INPUT:

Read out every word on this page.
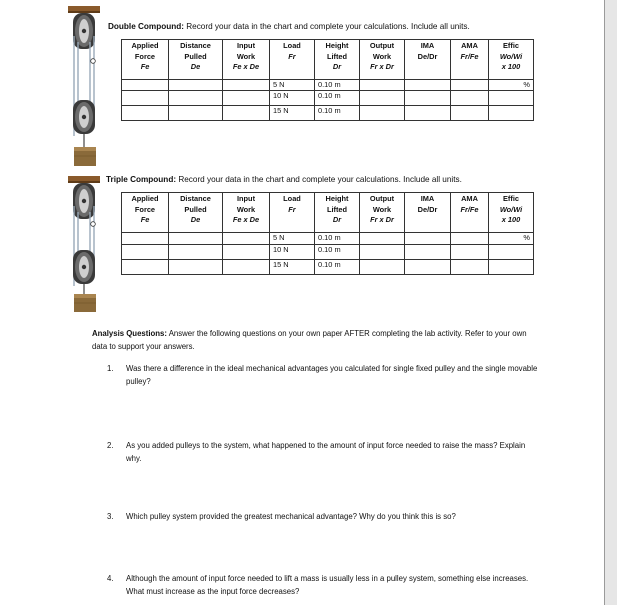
Double Compound: Record your data in the chart and complete your calculations. Include all units.
Applied
Force
Fe	Distance
Pulled
De	Input
Work
Fe x De	Load
Fr	Height
Lifted
Dr	Output
Work
Fr x Dr	IMA
De/Dr	AMA
Fr/Fe	Effic
Wo/Wi
x 100

			5 N	0.10 m				%
			10 N	0.10 m				
			15 N	0.10 m				
Triple Compound: Record your data in the chart and complete your calculations. Include all units.
Applied
Force
Fe	Distance
Pulled
De	Input
Work
Fe x De	Load
Fr	Height
Lifted
Dr	Output
Work
Fr x Dr	IMA
De/Dr	AMA
Fr/Fe	Effic
Wo/Wi
x 100

			5 N	0.10 m				%
			10 N	0.10 m				
			15 N	0.10 m				
Analysis Questions: Answer the following questions on your own paper AFTER completing the lab activity. Refer to your own data to support your answers.
1. Was there a difference in the ideal mechanical advantages you calculated for single fixed pulley and the single movable pulley?
2. As you added pulleys to the system, what happened to the amount of input force needed to raise the mass? Explain why.
3. Which pulley system provided the greatest mechanical advantage? Why do you think this is so?
4. Although the amount of input force needed to lift a mass is usually less in a pulley system, something else increases. What must increase as the input force decreases?
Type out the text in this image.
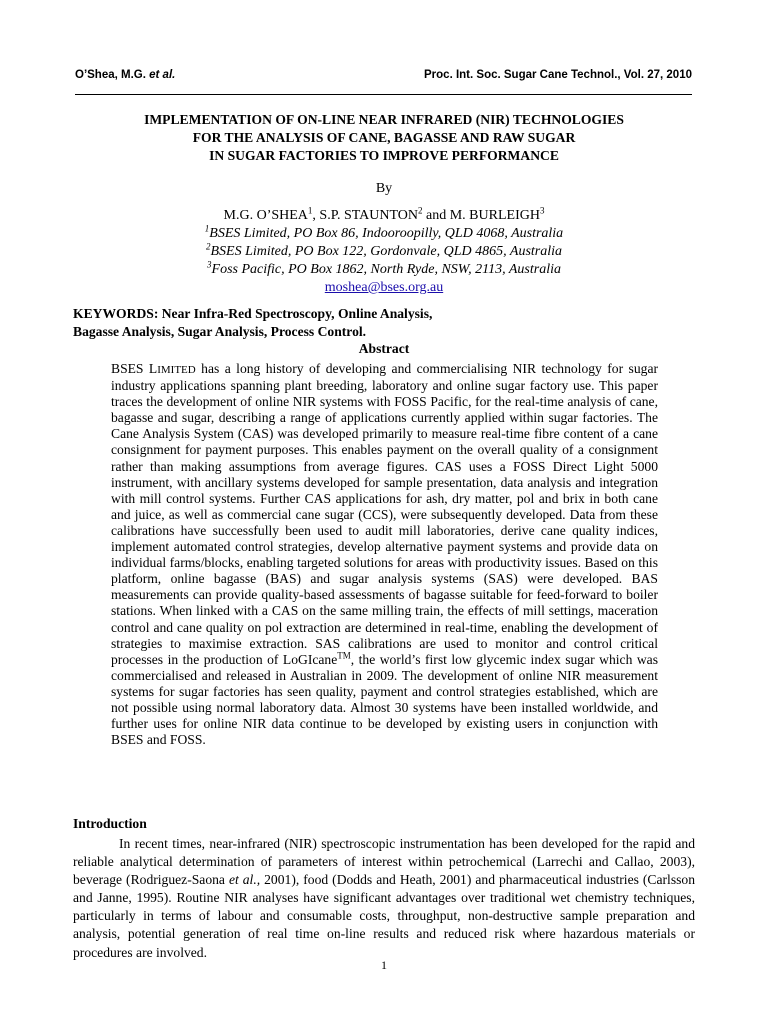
O’Shea, M.G. et al.	Proc. Int. Soc. Sugar Cane Technol., Vol. 27, 2010
IMPLEMENTATION OF ON-LINE NEAR INFRARED (NIR) TECHNOLOGIES
FOR THE ANALYSIS OF CANE, BAGASSE AND RAW SUGAR
IN SUGAR FACTORIES TO IMPROVE PERFORMANCE
By
M.G. O’SHEA$^1$, S.P. STAUNTON$^2$ and M. BURLEIGH$^3$
$^1$BSES Limited, PO Box 86, Indooroopilly, QLD 4068, Australia
$^2$BSES Limited, PO Box 122, Gordonvale, QLD 4865, Australia
$^3$Foss Pacific, PO Box 1862, North Ryde, NSW, 2113, Australia
moshea@bses.org.au
KEYWORDS: Near Infra-Red Spectroscopy, Online Analysis,
Bagasse Analysis, Sugar Analysis, Process Control.
Abstract
BSES LIMITED has a long history of developing and commercialising NIR technology for sugar industry applications spanning plant breeding, laboratory and online sugar factory use. This paper traces the development of online NIR systems with FOSS Pacific, for the real-time analysis of cane, bagasse and sugar, describing a range of applications currently applied within sugar factories. The Cane Analysis System (CAS) was developed primarily to measure real-time fibre content of a cane consignment for payment purposes. This enables payment on the overall quality of a consignment rather than making assumptions from average figures. CAS uses a FOSS Direct Light 5000 instrument, with ancillary systems developed for sample presentation, data analysis and integration with mill control systems. Further CAS applications for ash, dry matter, pol and brix in both cane and juice, as well as commercial cane sugar (CCS), were subsequently developed. Data from these calibrations have successfully been used to audit mill laboratories, derive cane quality indices, implement automated control strategies, develop alternative payment systems and provide data on individual farms/blocks, enabling targeted solutions for areas with productivity issues. Based on this platform, online bagasse (BAS) and sugar analysis systems (SAS) were developed. BAS measurements can provide quality-based assessments of bagasse suitable for feed-forward to boiler stations. When linked with a CAS on the same milling train, the effects of mill settings, maceration control and cane quality on pol extraction are determined in real-time, enabling the development of strategies to maximise extraction. SAS calibrations are used to monitor and control critical processes in the production of LoGIcane™, the world’s first low glycemic index sugar which was commercialised and released in Australian in 2009. The development of online NIR measurement systems for sugar factories has seen quality, payment and control strategies established, which are not possible using normal laboratory data. Almost 30 systems have been installed worldwide, and further uses for online NIR data continue to be developed by existing users in conjunction with BSES and FOSS.
Introduction
In recent times, near-infrared (NIR) spectroscopic instrumentation has been developed for the rapid and reliable analytical determination of parameters of interest within petrochemical (Larrechi and Callao, 2003), beverage (Rodriguez-Saona et al., 2001), food (Dodds and Heath, 2001) and pharmaceutical industries (Carlsson and Janne, 1995). Routine NIR analyses have significant advantages over traditional wet chemistry techniques, particularly in terms of labour and consumable costs, throughput, non-destructive sample preparation and analysis, potential generation of real time on-line results and reduced risk where hazardous materials or procedures are involved.
1
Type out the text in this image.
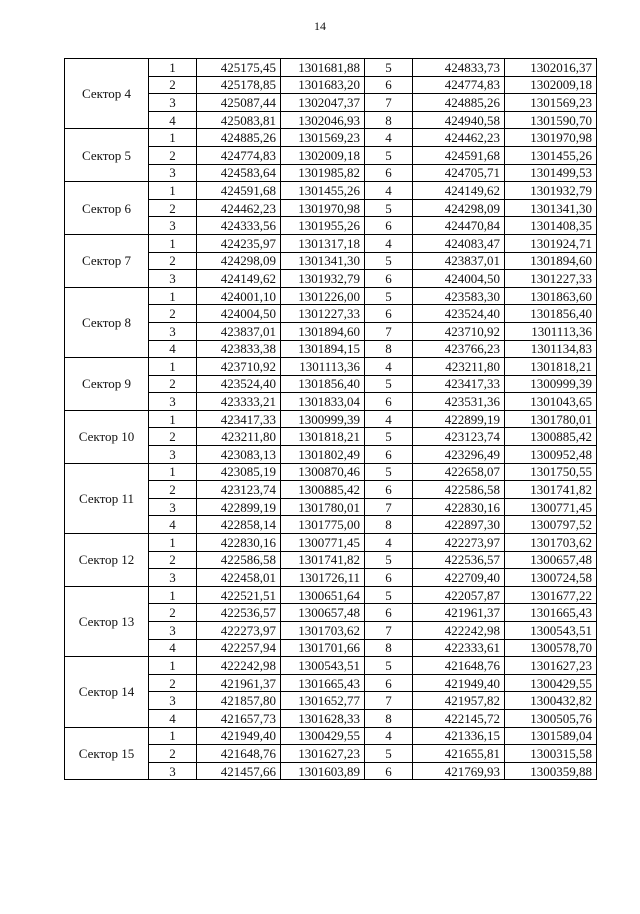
14
Сектор 4	1	425175,45	1301681,88	5	424833,73	1302016,37
	2	425178,85	1301683,20	6	424774,83	1302009,18
	3	425087,44	1302047,37	7	424885,26	1301569,23
	4	425083,81	1302046,93	8	424940,58	1301590,70
Сектор 5	1	424885,26	1301569,23	4	424462,23	1301970,98
	2	424774,83	1302009,18	5	424591,68	1301455,26
	3	424583,64	1301985,82	6	424705,71	1301499,53
Сектор 6	1	424591,68	1301455,26	4	424149,62	1301932,79
	2	424462,23	1301970,98	5	424298,09	1301341,30
	3	424333,56	1301955,26	6	424470,84	1301408,35
Сектор 7	1	424235,97	1301317,18	4	424083,47	1301924,71
	2	424298,09	1301341,30	5	423837,01	1301894,60
	3	424149,62	1301932,79	6	424004,50	1301227,33
Сектор 8	1	424001,10	1301226,00	5	423583,30	1301863,60
	2	424004,50	1301227,33	6	423524,40	1301856,40
	3	423837,01	1301894,60	7	423710,92	1301113,36
	4	423833,38	1301894,15	8	423766,23	1301134,83
Сектор 9	1	423710,92	1301113,36	4	423211,80	1301818,21
	2	423524,40	1301856,40	5	423417,33	1300999,39
	3	423333,21	1301833,04	6	423531,36	1301043,65
Сектор 10	1	423417,33	1300999,39	4	422899,19	1301780,01
	2	423211,80	1301818,21	5	423123,74	1300885,42
	3	423083,13	1301802,49	6	423296,49	1300952,48
Сектор 11	1	423085,19	1300870,46	5	422658,07	1301750,55
	2	423123,74	1300885,42	6	422586,58	1301741,82
	3	422899,19	1301780,01	7	422830,16	1300771,45
	4	422858,14	1301775,00	8	422897,30	1300797,52
Сектор 12	1	422830,16	1300771,45	4	422273,97	1301703,62
	2	422586,58	1301741,82	5	422536,57	1300657,48
	3	422458,01	1301726,11	6	422709,40	1300724,58
Сектор 13	1	422521,51	1300651,64	5	422057,87	1301677,22
	2	422536,57	1300657,48	6	421961,37	1301665,43
	3	422273,97	1301703,62	7	422242,98	1300543,51
	4	422257,94	1301701,66	8	422333,61	1300578,70
Сектор 14	1	422242,98	1300543,51	5	421648,76	1301627,23
	2	421961,37	1301665,43	6	421949,40	1300429,55
	3	421857,80	1301652,77	7	421957,82	1300432,82
	4	421657,73	1301628,33	8	422145,72	1300505,76
Сектор 15	1	421949,40	1300429,55	4	421336,15	1301589,04
	2	421648,76	1301627,23	5	421655,81	1300315,58
	3	421457,66	1301603,89	6	421769,93	1300359,88
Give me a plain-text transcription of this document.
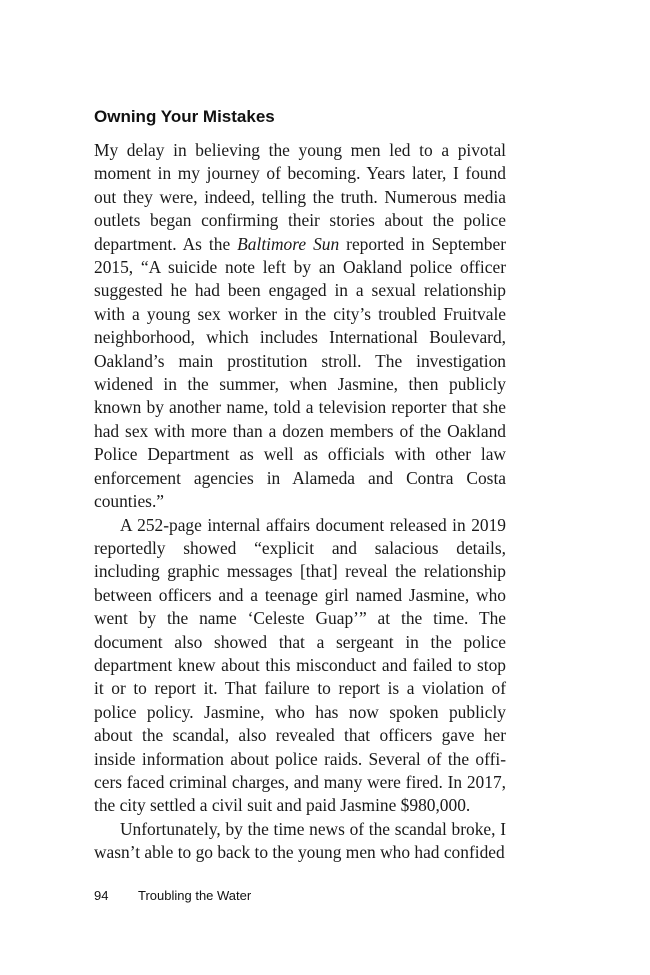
Owning Your Mistakes

My delay in believing the young men led to a pivotal moment in my journey of becoming. Years later, I found out they were, indeed, telling the truth. Numerous media outlets began confirming their stories about the police department. As the Baltimore Sun reported in September 2015, “A suicide note left by an Oakland police officer suggested he had been engaged in a sexual relationship with a young sex worker in the city’s troubled Fruitvale neighborhood, which includes International Boulevard, Oakland’s main prostitution stroll. The investigation widened in the summer, when Jasmine, then publicly known by another name, told a television reporter that she had sex with more than a dozen members of the Oakland Police Department as well as officials with other law enforcement agencies in Alameda and Contra Costa counties.”

A 252-page internal affairs document released in 2019 reportedly showed “explicit and salacious details, including graphic messages [that] reveal the relationship between officers and a teenage girl named Jasmine, who went by the name ‘Celeste Guap’” at the time. The document also showed that a sergeant in the police department knew about this misconduct and failed to stop it or to report it. That failure to report is a violation of police policy. Jasmine, who has now spoken publicly about the scandal, also revealed that officers gave her inside information about police raids. Several of the officers faced criminal charges, and many were fired. In 2017, the city settled a civil suit and paid Jasmine $980,000.

Unfortunately, by the time news of the scandal broke, I wasn’t able to go back to the young men who had confided

94 Troubling the Water
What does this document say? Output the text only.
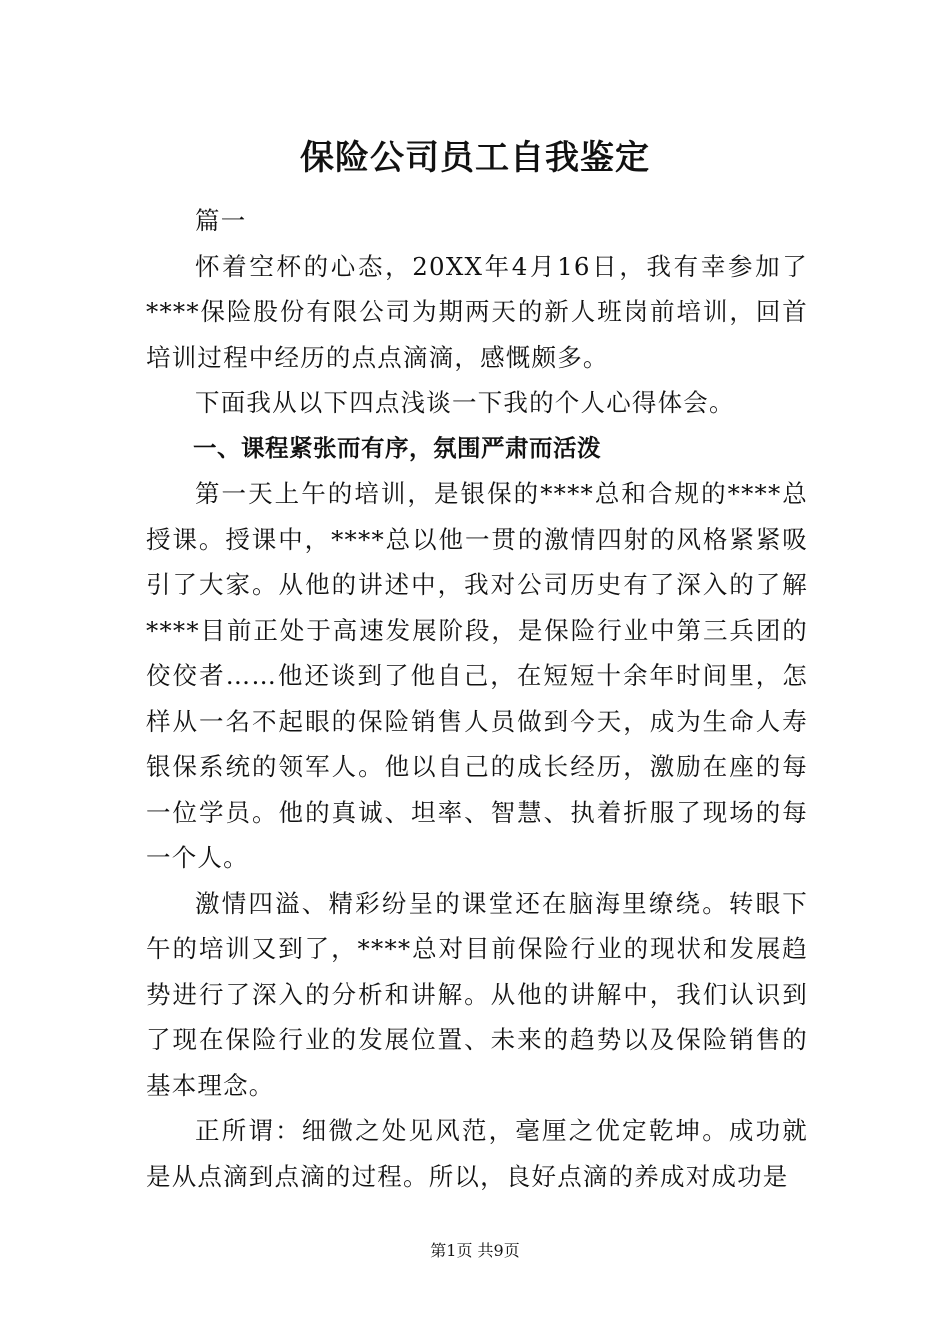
保险公司员工自我鉴定

篇一

怀着空杯的心态，20XX年4月16日，我有幸参加了****保险股份有限公司为期两天的新人班岗前培训，回首培训过程中经历的点点滴滴，感慨颇多。

下面我从以下四点浅谈一下我的个人心得体会。

一、课程紧张而有序，氛围严肃而活泼

第一天上午的培训，是银保的****总和合规的****总授课。授课中，****总以他一贯的激情四射的风格紧紧吸引了大家。从他的讲述中，我对公司历史有了深入的了解****目前正处于高速发展阶段，是保险行业中第三兵团的佼佼者……他还谈到了他自己，在短短十余年时间里，怎样从一名不起眼的保险销售人员做到今天，成为生命人寿银保系统的领军人。他以自己的成长经历，激励在座的每一位学员。他的真诚、坦率、智慧、执着折服了现场的每一个人。

激情四溢、精彩纷呈的课堂还在脑海里缭绕。转眼下午的培训又到了，****总对目前保险行业的现状和发展趋势进行了深入的分析和讲解。从他的讲解中，我们认识到了现在保险行业的发展位置、未来的趋势以及保险销售的基本理念。

正所谓：细微之处见风范，毫厘之优定乾坤。成功就是从点滴到点滴的过程。所以，良好点滴的养成对成功是

第1页 共9页
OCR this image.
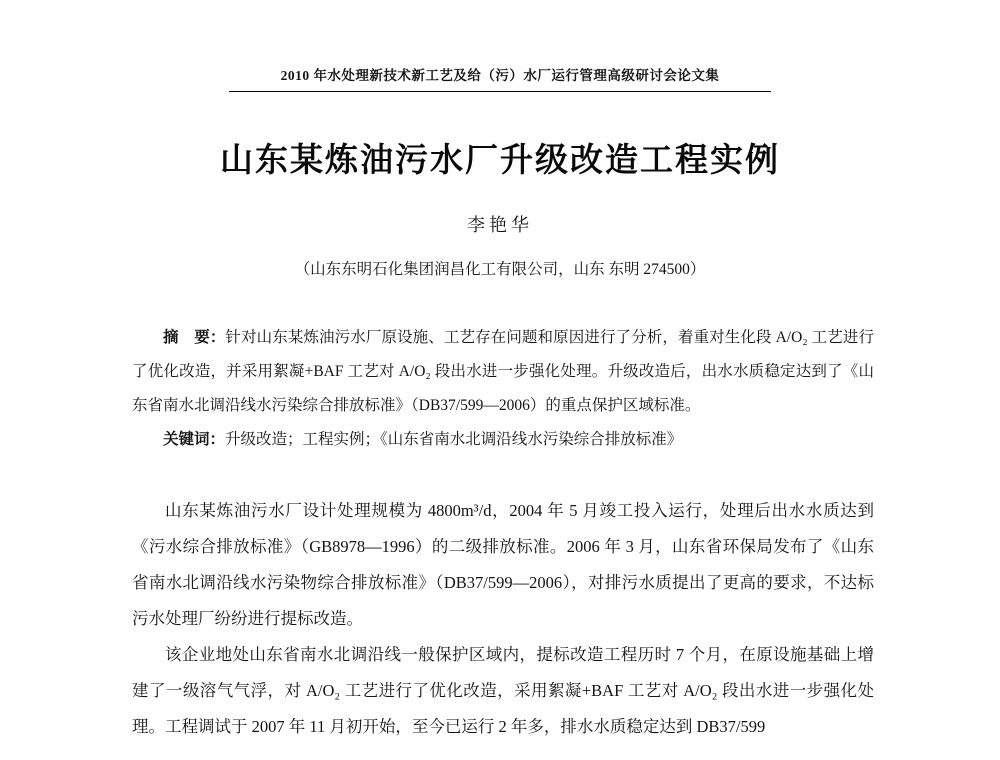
2010 年水处理新技术新工艺及给（污）水厂运行管理高级研讨会论文集
山东某炼油污水厂升级改造工程实例
李艳华
（山东东明石化集团润昌化工有限公司，山东 东明 274500）

摘　要：针对山东某炼油污水厂原设施、工艺存在问题和原因进行了分析，着重对生化段 A/O₂ 工艺进行了优化改造，并采用絮凝+BAF 工艺对 A/O₂ 段出水进一步强化处理。升级改造后，出水水质稳定达到了《山东省南水北调沿线水污染综合排放标准》（DB37/599—2006）的重点保护区域标准。

关键词：升级改造；工程实例；《山东省南水北调沿线水污染综合排放标准》

山东某炼油污水厂设计处理规模为 4800m³/d，2004 年 5 月竣工投入运行，处理后出水水质达到《污水综合排放标准》（GB8978—1996）的二级排放标准。2006 年 3 月，山东省环保局发布了《山东省南水北调沿线水污染物综合排放标准》（DB37/599—2006），对排污水质提出了更高的要求，不达标污水处理厂纷纷进行提标改造。

该企业地处山东省南水北调沿线一般保护区域内，提标改造工程历时 7 个月，在原设施基础上增建了一级溶气气浮，对 A/O₂ 工艺进行了优化改造，采用絮凝+BAF 工艺对 A/O₂ 段出水进一步强化处理。工程调试于 2007 年 11 月初开始，至今已运行 2 年多，排水水质稳定达到 DB37/599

SET EXERCISE: Nothing but the lines from the one holding "OCR this image." to the end of the entries above should be echoed, exactly and with both ends included; omit the pictures.

OUTPUT FOR THIS TASK:
OCR this image.
2010 年水处理新技术新工艺及给（污）水厂运行管理高级研讨会论文集
山东某炼油污水厂升级改造工程实例
李艳华
（山东东明石化集团润昌化工有限公司，山东 东明 274500）

摘　要：针对山东某炼油污水厂原设施、工艺存在问题和原因进行了分析，着重对生化段 A/O₂ 工艺进行了优化改造，并采用絮凝+BAF 工艺对 A/O₂ 段出水进一步强化处理。升级改造后，出水水质稳定达到了《山东省南水北调沿线水污染综合排放标准》（DB37/599—2006）的重点保护区域标准。

关键词：升级改造；工程实例；《山东省南水北调沿线水污染综合排放标准》

山东某炼油污水厂设计处理规模为 4800m³/d，2004 年 5 月竣工投入运行，处理后出水水质达到《污水综合排放标准》（GB8978—1996）的二级排放标准。2006 年 3 月，山东省环保局发布了《山东省南水北调沿线水污染物综合排放标准》（DB37/599—2006），对排污水质提出了更高的要求，不达标污水处理厂纷纷进行提标改造。

该企业地处山东省南水北调沿线一般保护区域内，提标改造工程历时 7 个月，在原设施基础上增建了一级溶气气浮，对 A/O₂ 工艺进行了优化改造，采用絮凝+BAF 工艺对 A/O₂ 段出水进一步强化处理。工程调试于 2007 年 11 月初开始，至今已运行 2 年多，排水水质稳定达到 DB37/599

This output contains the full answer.